[Start Input rows]

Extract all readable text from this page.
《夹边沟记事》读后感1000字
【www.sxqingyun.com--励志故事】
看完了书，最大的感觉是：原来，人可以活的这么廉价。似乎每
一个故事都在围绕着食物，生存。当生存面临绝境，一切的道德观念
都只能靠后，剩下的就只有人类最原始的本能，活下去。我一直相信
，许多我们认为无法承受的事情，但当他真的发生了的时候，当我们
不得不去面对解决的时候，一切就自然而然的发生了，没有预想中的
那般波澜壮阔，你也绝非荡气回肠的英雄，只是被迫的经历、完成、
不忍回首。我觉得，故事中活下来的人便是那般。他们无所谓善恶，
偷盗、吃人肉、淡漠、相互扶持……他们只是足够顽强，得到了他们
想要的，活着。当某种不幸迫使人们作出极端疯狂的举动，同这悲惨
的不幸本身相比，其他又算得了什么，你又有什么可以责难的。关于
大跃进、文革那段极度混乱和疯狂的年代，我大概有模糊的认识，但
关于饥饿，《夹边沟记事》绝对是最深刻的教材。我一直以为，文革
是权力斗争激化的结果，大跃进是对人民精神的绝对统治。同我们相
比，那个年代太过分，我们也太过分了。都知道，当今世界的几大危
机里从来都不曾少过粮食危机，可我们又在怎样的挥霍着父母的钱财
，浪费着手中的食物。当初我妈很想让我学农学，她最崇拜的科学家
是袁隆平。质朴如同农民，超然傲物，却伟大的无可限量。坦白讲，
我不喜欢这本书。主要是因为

[End Input rows]

◆ **What you are asked to do**: Print back all the lines verbatim.

◆ **Exercise result**:
Extract all readable text from this page.
《夹边沟记事》读后感1000字
【www.sxqingyun.com--励志故事】
看完了书，最大的感觉是：原来，人可以活的这么廉价。似乎每
一个故事都在围绕着食物，生存。当生存面临绝境，一切的道德观念
都只能靠后，剩下的就只有人类最原始的本能，活下去。我一直相信
，许多我们认为无法承受的事情，但当他真的发生了的时候，当我们
不得不去面对解决的时候，一切就自然而然的发生了，没有预想中的
那般波澜壮阔，你也绝非荡气回肠的英雄，只是被迫的经历、完成、
不忍回首。我觉得，故事中活下来的人便是那般。他们无所谓善恶，
偷盗、吃人肉、淡漠、相互扶持……他们只是足够顽强，得到了他们
想要的，活着。当某种不幸迫使人们作出极端疯狂的举动，同这悲惨
的不幸本身相比，其他又算得了什么，你又有什么可以责难的。关于
大跃进、文革那段极度混乱和疯狂的年代，我大概有模糊的认识，但
关于饥饿，《夹边沟记事》绝对是最深刻的教材。我一直以为，文革
是权力斗争激化的结果，大跃进是对人民精神的绝对统治。同我们相
比，那个年代太过分，我们也太过分了。都知道，当今世界的几大危
机里从来都不曾少过粮食危机，可我们又在怎样的挥霍着父母的钱财
，浪费着手中的食物。当初我妈很想让我学农学，她最崇拜的科学家
是袁隆平。质朴如同农民，超然傲物，却伟大的无可限量。坦白讲，
我不喜欢这本书。主要是因为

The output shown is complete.